• [WHAT IS NEEDED] Reproduce the rows from the very first one down to the one containing "x-axis-title: Lap: [237, 310, 262, 325]", including both of them.

• [TASK INPUT]
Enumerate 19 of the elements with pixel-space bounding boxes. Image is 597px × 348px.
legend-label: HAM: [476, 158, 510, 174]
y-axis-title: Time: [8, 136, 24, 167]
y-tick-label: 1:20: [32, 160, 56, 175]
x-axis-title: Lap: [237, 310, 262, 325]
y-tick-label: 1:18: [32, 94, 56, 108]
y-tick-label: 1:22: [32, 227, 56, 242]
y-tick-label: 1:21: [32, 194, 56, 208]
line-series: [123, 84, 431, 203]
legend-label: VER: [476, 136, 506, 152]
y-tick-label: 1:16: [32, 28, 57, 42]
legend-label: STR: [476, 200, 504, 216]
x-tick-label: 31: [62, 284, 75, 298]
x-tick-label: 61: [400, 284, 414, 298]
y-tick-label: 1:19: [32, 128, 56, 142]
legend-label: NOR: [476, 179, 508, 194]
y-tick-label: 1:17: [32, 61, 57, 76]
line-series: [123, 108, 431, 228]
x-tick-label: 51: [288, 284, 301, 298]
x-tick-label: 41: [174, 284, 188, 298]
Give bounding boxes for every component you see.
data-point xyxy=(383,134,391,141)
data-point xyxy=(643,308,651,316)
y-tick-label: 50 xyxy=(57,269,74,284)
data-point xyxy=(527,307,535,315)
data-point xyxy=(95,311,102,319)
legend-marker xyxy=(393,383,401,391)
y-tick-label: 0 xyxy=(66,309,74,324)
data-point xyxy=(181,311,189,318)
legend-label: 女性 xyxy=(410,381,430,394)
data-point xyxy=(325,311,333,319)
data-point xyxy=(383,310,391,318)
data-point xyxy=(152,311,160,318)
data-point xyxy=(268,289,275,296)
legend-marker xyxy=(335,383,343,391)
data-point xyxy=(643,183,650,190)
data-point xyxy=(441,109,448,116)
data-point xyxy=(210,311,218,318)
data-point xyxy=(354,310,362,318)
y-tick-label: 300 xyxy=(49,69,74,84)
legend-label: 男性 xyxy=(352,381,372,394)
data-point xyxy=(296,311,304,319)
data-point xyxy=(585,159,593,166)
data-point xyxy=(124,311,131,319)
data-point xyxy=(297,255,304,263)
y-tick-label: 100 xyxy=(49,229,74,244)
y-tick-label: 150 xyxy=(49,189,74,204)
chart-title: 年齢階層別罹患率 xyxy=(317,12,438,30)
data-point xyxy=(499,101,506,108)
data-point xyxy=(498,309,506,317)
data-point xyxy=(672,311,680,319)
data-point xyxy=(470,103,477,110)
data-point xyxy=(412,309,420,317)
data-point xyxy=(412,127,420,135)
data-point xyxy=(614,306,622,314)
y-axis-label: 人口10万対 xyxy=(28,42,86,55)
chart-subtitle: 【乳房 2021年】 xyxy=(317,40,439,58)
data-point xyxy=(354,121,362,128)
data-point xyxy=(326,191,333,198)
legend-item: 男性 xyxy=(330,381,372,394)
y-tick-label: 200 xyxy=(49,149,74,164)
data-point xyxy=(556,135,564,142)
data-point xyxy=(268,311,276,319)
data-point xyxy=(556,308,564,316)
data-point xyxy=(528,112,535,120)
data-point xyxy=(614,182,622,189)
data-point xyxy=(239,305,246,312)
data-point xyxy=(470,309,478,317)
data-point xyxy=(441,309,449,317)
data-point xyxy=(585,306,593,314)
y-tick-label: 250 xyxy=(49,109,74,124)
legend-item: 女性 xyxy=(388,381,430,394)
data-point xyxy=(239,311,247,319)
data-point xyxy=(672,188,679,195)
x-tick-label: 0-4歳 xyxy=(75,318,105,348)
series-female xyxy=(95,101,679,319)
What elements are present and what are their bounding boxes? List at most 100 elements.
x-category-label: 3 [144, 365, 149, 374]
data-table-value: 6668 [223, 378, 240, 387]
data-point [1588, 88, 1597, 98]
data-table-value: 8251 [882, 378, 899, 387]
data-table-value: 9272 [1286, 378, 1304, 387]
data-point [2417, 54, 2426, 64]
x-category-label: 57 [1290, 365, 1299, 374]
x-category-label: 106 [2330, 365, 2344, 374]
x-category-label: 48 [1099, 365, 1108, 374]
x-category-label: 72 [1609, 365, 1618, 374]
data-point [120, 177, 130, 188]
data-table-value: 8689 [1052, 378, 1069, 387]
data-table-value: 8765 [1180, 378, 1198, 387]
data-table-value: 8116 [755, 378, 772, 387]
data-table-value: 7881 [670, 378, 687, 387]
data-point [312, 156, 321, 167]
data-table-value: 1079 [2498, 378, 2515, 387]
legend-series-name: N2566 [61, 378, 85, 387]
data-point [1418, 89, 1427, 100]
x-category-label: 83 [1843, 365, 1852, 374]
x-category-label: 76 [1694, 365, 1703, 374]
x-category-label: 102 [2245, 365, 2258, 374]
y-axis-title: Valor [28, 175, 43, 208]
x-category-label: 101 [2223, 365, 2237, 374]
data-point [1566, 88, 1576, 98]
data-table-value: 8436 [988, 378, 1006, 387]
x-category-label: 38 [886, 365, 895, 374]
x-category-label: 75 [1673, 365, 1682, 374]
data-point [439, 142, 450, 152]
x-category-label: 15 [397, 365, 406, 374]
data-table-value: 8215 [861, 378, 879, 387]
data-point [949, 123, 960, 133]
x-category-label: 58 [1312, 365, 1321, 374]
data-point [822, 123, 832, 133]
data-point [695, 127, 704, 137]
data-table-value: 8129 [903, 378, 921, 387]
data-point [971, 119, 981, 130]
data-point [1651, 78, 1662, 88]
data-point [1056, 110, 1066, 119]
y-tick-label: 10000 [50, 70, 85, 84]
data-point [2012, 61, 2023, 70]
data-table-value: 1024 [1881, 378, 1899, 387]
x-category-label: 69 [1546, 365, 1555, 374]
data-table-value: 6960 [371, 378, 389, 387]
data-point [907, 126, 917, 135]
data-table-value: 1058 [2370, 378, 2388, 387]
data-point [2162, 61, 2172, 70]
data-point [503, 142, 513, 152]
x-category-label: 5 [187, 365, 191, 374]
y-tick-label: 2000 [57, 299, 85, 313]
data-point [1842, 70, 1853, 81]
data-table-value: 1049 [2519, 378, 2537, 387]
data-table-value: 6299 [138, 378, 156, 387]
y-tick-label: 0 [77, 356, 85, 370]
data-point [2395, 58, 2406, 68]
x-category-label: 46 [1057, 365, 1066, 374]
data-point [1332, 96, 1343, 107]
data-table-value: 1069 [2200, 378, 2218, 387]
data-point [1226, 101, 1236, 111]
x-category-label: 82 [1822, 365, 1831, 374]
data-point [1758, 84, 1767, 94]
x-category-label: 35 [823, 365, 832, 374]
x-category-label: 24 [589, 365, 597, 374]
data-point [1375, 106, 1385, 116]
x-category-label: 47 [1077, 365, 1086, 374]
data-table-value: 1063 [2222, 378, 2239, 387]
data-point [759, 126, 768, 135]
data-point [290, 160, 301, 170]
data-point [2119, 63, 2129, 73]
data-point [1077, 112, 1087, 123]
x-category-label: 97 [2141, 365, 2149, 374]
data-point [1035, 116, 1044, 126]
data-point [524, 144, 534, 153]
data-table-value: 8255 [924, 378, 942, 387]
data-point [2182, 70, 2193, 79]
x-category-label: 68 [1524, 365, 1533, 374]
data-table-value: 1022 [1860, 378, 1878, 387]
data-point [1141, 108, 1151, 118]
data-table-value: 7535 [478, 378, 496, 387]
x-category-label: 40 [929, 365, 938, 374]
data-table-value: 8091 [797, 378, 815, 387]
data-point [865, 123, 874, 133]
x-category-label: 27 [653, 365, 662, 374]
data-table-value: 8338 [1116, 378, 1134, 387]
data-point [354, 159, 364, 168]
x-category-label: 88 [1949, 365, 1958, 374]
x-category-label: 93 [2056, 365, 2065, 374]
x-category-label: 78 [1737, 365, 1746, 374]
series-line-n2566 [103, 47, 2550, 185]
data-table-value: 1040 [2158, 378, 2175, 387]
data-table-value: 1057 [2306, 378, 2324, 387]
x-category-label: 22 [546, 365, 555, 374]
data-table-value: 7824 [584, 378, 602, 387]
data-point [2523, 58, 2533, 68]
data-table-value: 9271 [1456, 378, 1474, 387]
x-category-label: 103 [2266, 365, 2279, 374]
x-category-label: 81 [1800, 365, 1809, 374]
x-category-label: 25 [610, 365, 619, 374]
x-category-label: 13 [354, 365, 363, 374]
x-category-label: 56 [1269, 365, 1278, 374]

• [THE COMPLETED TASK]
Enumerate 19 of the elements with pixel-space bounding boxes. Image is 597px × 348px.
legend-label: HAM: [476, 158, 510, 174]
y-axis-title: Time: [8, 136, 24, 167]
y-tick-label: 1:20: [32, 160, 56, 175]
x-axis-title: Lap: [237, 310, 262, 325]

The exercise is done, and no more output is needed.